* [WORK REQUIRED]: Which lines hold the word "data"? Copy each of them.
━━━
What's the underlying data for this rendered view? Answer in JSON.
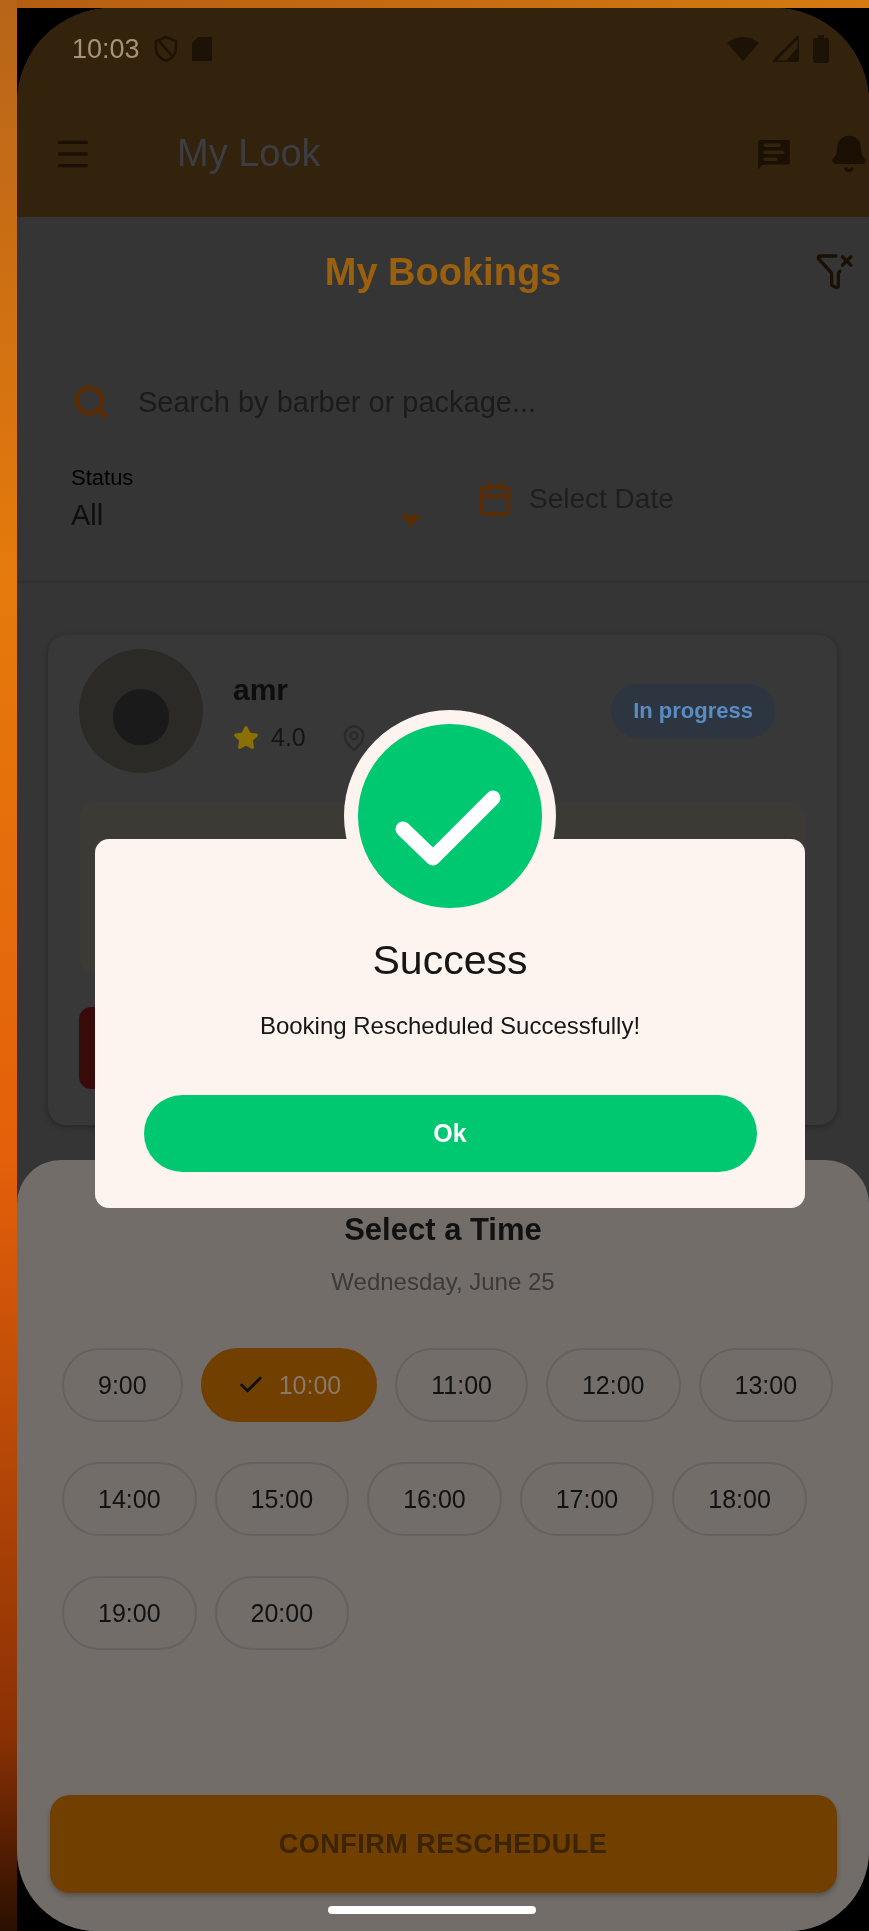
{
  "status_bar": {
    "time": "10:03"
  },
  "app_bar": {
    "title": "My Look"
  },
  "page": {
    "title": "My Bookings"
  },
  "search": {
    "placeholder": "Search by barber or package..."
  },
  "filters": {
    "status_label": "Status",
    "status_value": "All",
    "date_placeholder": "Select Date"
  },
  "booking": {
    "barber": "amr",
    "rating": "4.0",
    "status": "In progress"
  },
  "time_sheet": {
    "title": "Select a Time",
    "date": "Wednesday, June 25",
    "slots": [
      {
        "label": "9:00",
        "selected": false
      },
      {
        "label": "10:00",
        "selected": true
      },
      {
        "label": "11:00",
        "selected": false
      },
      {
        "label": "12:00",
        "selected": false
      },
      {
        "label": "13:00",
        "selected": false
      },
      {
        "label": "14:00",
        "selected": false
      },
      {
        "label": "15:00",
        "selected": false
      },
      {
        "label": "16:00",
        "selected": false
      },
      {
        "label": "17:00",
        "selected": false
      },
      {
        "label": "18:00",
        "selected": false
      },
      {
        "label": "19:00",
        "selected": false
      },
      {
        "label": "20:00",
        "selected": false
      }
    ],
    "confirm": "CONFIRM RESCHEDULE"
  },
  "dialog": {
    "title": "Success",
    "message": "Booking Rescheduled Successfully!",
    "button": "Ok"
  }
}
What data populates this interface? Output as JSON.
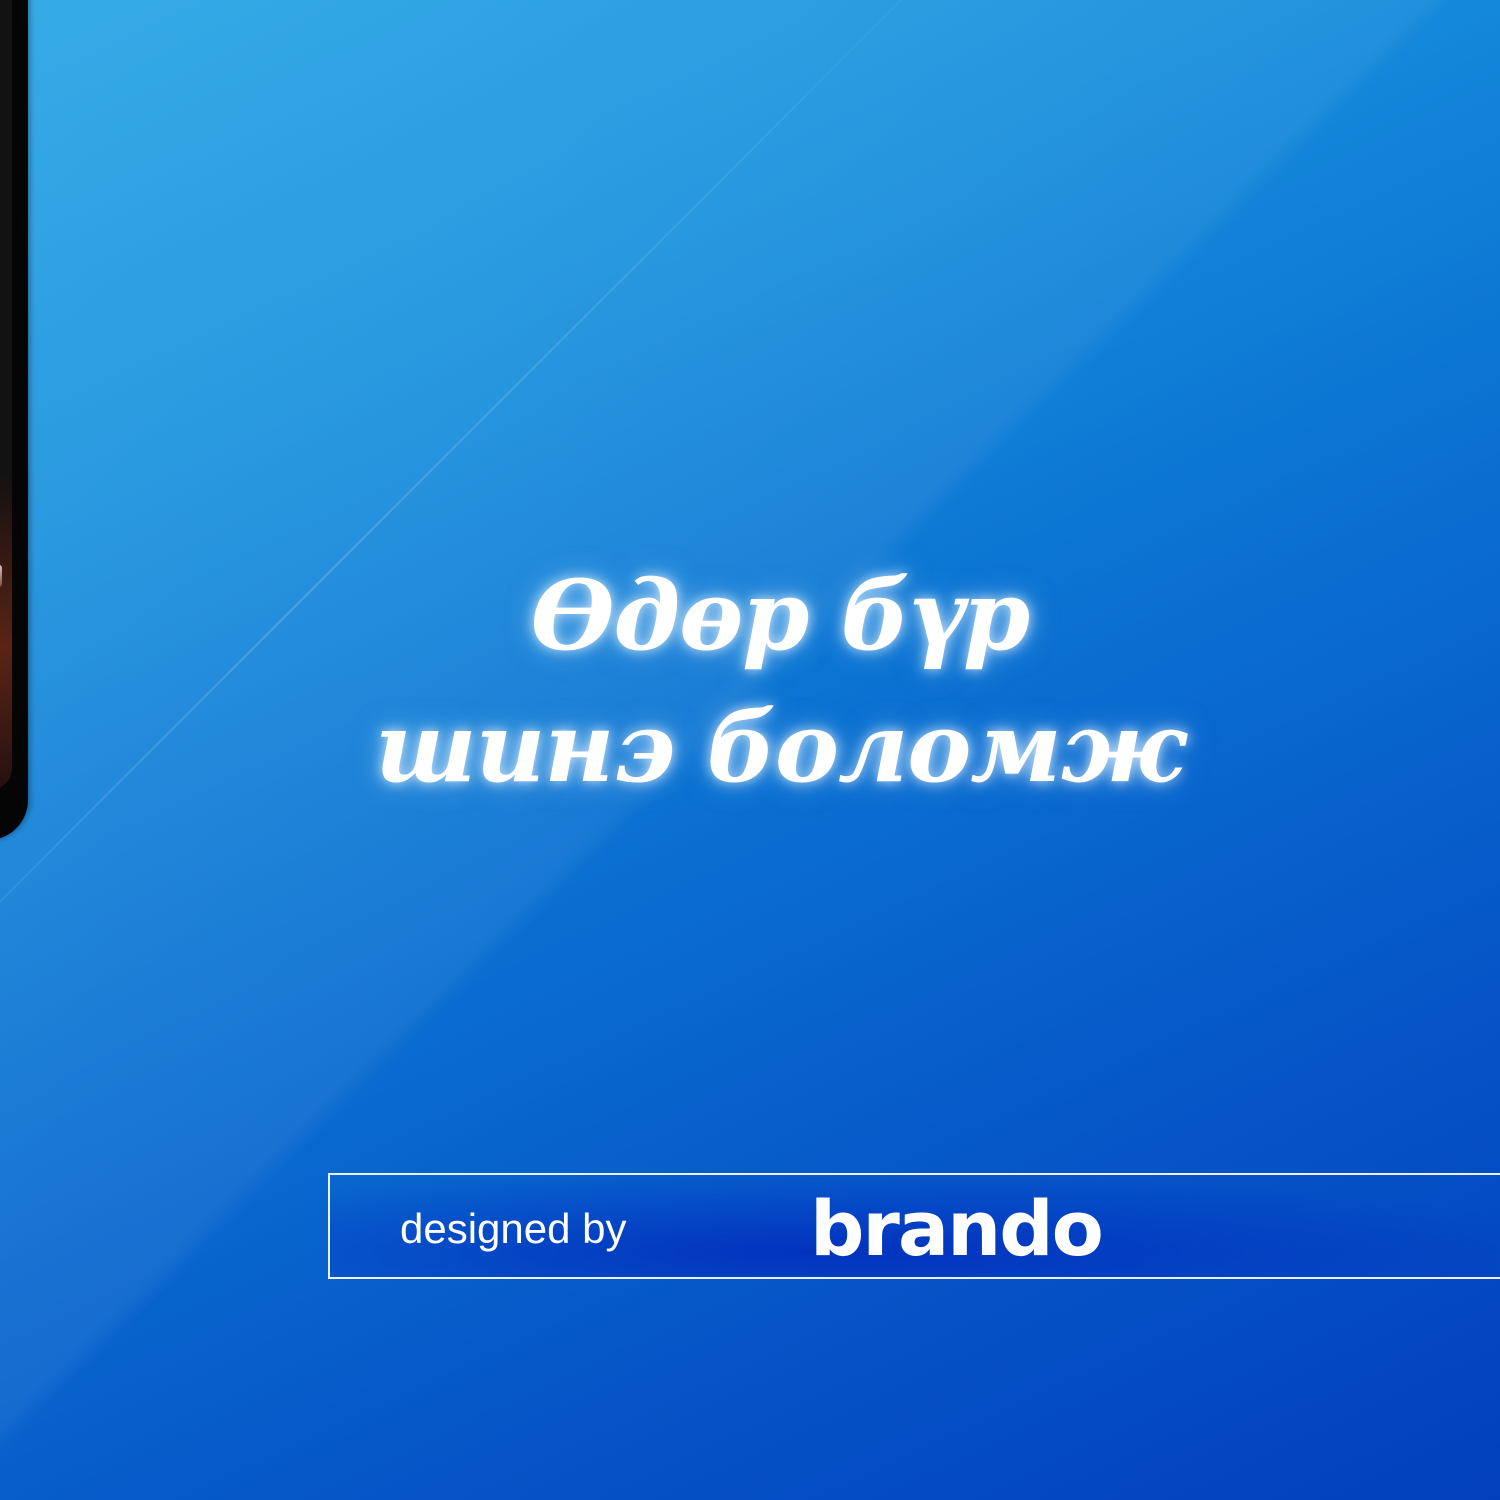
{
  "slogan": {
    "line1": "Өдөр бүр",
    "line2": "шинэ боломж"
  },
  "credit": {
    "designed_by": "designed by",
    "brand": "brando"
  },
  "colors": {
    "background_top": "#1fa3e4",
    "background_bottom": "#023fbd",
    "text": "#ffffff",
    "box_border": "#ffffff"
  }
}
━━━
* [THE REPLY]:
What's the underlying data for this rendered view? Answer in JSON.
What data populates this interface? Output as JSON.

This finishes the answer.